# SHORT TASK A
Put the lines of the records into a Markdown table with the columns n and Line. Start at the first line of the records and go through the line with "comment-text: Oddaj trochę", and leave out any blank lines.
★ ★ ★
To be clearer, what is sought is to obtain a selection of connected sections whose sum of areas does not exceed a total area. The parameter to maximize is the sum of populations of the selected sections. The objective is to find an optimal solution.

For example, this is the optimal selection with max area of 6 (red color area)

Thank you all in advance!

Answer 1

One pragmatic approach would be to formulate this as an instance of integer linear programming, and use an off-the-shelf ILP solver. One way to formulate this as an ILP instance is build a graph with one vertex per section and an edge between each pair of adjacent sections; then, you want to select a connected component in that graph.
★ ★ ★
# SHORT TASK B
Retype the forum text about selecting connected sections word for word.

# DATA SHOWN
★ ★ ★
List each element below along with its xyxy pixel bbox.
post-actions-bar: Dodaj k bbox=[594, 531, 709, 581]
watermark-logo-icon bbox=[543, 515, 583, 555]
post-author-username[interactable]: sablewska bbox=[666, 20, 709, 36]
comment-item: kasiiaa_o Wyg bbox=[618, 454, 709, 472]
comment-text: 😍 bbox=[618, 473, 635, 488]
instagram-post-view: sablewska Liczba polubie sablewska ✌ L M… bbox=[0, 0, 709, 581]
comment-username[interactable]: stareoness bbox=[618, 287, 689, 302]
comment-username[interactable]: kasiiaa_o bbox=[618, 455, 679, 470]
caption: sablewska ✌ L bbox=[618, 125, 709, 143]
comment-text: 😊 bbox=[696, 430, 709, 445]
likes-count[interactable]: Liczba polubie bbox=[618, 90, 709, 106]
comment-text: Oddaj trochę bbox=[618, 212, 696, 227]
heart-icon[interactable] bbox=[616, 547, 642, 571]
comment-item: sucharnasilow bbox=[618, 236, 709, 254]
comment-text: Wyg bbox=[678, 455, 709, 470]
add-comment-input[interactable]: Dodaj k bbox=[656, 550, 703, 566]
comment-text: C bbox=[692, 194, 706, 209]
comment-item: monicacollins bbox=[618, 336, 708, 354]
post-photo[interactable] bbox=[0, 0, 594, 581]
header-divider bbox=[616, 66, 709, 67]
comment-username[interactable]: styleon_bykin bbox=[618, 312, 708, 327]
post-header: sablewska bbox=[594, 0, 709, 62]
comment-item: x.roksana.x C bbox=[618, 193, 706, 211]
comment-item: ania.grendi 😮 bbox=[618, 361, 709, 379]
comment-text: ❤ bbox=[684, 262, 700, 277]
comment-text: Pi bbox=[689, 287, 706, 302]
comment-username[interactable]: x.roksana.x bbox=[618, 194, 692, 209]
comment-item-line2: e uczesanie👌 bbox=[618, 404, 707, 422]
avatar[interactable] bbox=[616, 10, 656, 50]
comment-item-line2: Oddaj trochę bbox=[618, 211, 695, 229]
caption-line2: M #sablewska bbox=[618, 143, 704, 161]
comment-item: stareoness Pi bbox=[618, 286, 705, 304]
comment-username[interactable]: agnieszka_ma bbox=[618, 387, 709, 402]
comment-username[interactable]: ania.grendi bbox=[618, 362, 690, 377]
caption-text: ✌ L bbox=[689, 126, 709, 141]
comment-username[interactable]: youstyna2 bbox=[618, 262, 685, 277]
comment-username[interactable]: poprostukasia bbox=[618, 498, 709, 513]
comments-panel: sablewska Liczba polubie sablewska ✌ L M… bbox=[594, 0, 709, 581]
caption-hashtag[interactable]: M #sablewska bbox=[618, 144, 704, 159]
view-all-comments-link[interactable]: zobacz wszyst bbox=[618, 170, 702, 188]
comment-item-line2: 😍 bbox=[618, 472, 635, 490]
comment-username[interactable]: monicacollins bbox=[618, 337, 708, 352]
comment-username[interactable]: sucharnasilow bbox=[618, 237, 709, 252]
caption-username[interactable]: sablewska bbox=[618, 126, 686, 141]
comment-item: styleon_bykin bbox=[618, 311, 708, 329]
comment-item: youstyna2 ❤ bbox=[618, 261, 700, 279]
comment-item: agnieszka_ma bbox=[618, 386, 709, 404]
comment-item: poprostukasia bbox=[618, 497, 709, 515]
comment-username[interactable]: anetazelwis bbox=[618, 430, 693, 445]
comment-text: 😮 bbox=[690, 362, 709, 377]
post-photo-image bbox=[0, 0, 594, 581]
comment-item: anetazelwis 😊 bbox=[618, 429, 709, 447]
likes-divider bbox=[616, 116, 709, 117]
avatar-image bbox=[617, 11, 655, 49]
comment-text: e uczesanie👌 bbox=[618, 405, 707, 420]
★ ★ ★
# CORRECT RESPONSE A
| n | Line |
|---|---|
| 1 | List each element below along with its xyxy pixel bbox. |
| 2 | post-actions-bar: Dodaj k bbox=[594, 531, 709, 581] |
| 3 | watermark-logo-icon bbox=[543, 515, 583, 555] |
| 4 | post-author-username[interactable]: sablewska bbox=[666, 20, 709, 36] |
| 5 | comment-item: kasiiaa_o Wyg bbox=[618, 454, 709, 472] |
| 6 | comment-text: 😍 bbox=[618, 473, 635, 488] |
| 7 | instagram-post-view: sablewska Liczba polubie sablewska ✌ L M… bbox=[0, 0, 709, 581] |
| 8 | comment-username[interactable]: stareoness bbox=[618, 287, 689, 302] |
| 9 | comment-username[interactable]: kasiiaa_o bbox=[618, 455, 679, 470] |
| 10 | caption: sablewska ✌ L bbox=[618, 125, 709, 143] |
| 11 | comment-text: 😊 bbox=[696, 430, 709, 445] |
| 12 | likes-count[interactable]: Liczba polubie bbox=[618, 90, 709, 106] |
| 13 | comment-text: Oddaj trochę bbox=[618, 212, 696, 227] |

# CORRECT RESPONSE B
To be clearer, what is sought is to obtain a selection of connected sections whose sum of areas does not exceed a total area. The parameter to maximize is the sum of populations of the selected sections. The objective is to find an optimal solution.

For example, this is the optimal selection with max area of 6 (red color area)

Thank you all in advance!

Answer 1

One pragmatic approach would be to formulate this as an instance of integer linear programming, and use an off-the-shelf ILP solver. One way to formulate this as an ILP instance is build a graph with one vertex per section and an edge between each pair of adjacent sections; then, you want to select a connected component in that graph.